**Page text**

■ ■ ■ ■

February 2, 1925.
Practice, C. P. — Cause of action — Assumpsit — Trespass — Prior judgment — Res judicata — Waiver — Pleas in abatement — Affidavit of defense — Speaking demurrer — Act of May 14, 1915, P. L. 483.
1. Causes of action for assumpsit and trespass cannot properly be joined in a single statement of claim.
2. Failure to object to such improper joinder operates as a waiver of the right to do so.
3. Pleas in abatement are expressly abolished by section 3 of the Practice Act of May 14, 1915, P. L. 483.
4. Where a defendant intends to raise the legal issue that the statement of claim does not show a cause of action, he should not, in that affidavit of defense, allege any issue of fact.
5. Judgment cannot be entered for defendant, on issues of law raised in an affidavit of defense, except for a substantial defect in the statement itself.
6. Where a statement of claim does not refer to a prior suit between the same parties, judicial notice cannot be taken of it, for the purpose of entering a summary judgment, even though it was in the same court.
7. Questions of law raised in an affidavit of defense operate as a statutory demurrer, and now, as heretofore, speaking demurrers are bad and must be overruled.
8. Whether or not a prior judgment between the same parties, will, on the principle of res adjudicata, conclusively determine any of the issues raised in a new proceeding, can only be decided on a trial of those issues.
9. On such a trial, the court, aided by the jury if there is a material dispute, will determine this issue by a consideration of the prior judgment as offered in evidence, and of such other extrinsic evidence, if any, as may be produced, in order to show what questions were actually adjudicated in the earlier proceeding.
Appeals — Interlocutory judgment — Quashing appeal.

■ ■ ■ ■

**Task instructions**
- 1) Reproduce verbatim the stretch of the headnotes from "8. Whether or" through "the earlier proceeding.".
- 2) For each statement below, say yes or no according to the headnotes, and quote the words that decide it: (a) Pleas in abatement are abolished by section 3 of the Practice Act of May 14, 1915. (b) A failure to object to improper joinder keeps the right to object later. (c) Speaking demurrers must be sustained.

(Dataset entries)
■ ■ ■ ■

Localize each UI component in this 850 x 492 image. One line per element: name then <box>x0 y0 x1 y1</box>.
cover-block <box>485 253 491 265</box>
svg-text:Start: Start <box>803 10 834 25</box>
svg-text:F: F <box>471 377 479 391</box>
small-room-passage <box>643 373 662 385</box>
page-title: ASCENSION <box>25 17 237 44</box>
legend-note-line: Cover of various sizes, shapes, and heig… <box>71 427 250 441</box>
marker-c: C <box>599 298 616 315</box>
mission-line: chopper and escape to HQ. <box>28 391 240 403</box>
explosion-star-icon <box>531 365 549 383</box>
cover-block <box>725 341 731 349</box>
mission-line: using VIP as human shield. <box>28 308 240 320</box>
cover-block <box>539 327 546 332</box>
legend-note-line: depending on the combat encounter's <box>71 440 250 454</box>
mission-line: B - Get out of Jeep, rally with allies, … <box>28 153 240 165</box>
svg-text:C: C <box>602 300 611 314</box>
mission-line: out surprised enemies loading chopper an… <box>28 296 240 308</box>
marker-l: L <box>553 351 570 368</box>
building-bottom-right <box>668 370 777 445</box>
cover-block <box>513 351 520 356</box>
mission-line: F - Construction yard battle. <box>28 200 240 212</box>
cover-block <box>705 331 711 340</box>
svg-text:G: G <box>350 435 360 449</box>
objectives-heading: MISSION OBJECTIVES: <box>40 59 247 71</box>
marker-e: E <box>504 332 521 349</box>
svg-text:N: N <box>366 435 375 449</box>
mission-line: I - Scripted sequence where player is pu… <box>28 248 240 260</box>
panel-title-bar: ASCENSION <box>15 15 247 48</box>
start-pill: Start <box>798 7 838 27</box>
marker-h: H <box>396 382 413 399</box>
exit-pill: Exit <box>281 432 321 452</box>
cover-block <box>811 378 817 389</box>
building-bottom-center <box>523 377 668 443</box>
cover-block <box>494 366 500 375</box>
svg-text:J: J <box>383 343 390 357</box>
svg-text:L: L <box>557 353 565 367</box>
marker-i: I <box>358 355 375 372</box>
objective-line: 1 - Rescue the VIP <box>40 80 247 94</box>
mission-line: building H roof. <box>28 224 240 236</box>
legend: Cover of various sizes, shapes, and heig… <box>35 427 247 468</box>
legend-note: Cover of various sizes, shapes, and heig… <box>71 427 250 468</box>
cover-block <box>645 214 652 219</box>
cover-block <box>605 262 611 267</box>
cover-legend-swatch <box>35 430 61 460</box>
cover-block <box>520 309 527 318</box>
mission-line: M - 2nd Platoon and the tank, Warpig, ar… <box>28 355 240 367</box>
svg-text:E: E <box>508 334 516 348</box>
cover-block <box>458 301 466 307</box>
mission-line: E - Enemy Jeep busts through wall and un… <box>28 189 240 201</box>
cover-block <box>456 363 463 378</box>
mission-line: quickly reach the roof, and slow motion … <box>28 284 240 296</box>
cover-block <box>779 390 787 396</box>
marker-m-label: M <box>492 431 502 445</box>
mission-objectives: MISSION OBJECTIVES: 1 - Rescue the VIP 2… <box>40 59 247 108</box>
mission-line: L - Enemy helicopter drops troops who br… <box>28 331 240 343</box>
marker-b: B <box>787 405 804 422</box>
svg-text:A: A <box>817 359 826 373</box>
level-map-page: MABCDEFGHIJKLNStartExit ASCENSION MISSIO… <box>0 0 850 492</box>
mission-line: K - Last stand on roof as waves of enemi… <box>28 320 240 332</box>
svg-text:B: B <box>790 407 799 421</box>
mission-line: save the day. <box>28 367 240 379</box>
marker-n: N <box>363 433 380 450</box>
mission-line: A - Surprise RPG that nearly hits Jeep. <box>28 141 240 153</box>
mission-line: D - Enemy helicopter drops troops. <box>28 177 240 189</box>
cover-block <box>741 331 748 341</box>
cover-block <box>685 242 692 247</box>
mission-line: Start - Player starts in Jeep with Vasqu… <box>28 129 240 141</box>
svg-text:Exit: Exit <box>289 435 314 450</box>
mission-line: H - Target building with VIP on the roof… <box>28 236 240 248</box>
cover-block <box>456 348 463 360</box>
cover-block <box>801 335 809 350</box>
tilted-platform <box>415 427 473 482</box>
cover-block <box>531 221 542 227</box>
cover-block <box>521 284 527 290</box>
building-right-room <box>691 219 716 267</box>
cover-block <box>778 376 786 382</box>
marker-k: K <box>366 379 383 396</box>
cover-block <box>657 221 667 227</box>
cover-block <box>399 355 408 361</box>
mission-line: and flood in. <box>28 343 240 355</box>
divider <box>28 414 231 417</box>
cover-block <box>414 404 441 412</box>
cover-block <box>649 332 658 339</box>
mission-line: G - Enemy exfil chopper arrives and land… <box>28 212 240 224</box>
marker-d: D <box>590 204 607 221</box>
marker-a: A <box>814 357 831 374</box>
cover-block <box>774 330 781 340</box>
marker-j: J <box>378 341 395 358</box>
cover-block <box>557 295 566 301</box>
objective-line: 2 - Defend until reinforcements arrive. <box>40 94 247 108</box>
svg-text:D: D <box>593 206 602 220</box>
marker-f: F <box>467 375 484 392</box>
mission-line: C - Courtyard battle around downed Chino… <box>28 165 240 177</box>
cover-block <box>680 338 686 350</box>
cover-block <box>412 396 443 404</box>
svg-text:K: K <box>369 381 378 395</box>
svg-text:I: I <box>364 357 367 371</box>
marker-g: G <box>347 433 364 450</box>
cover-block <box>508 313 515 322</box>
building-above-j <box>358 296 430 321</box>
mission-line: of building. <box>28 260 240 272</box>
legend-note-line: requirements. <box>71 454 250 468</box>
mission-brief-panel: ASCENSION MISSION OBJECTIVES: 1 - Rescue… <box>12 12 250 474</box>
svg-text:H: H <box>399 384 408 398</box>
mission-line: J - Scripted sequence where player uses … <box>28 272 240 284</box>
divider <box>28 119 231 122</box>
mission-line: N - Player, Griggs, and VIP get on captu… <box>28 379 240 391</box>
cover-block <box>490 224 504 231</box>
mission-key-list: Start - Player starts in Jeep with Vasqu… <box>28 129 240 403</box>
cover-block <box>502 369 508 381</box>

■ ■ ■ ■

**Solutions by task**
- 1)
8. Whether or not a prior judgment between the same parties, will, on the principle of res adjudicata, conclusively determine any of the issues raised in a new proceeding, can only be decided on a trial of those issues.
9. On such a trial, the court, aided by the jury if there is a material dispute, will determine this issue by a consideration of the prior judgment as offered in evidence, and of such other extrinsic evidence, if any, as may be produced, in order to show what questions were actually adjudicated in the earlier proceeding.

- 2)
(a) Yes: "Pleas in abatement are expressly abolished by section 3 of the Practice Act of May 14, 1915, P. L. 483."
(b) No: "Failure to object to such improper joinder operates as a waiver of the right to do so."
(c) No: "speaking demurrers are bad and must be overruled."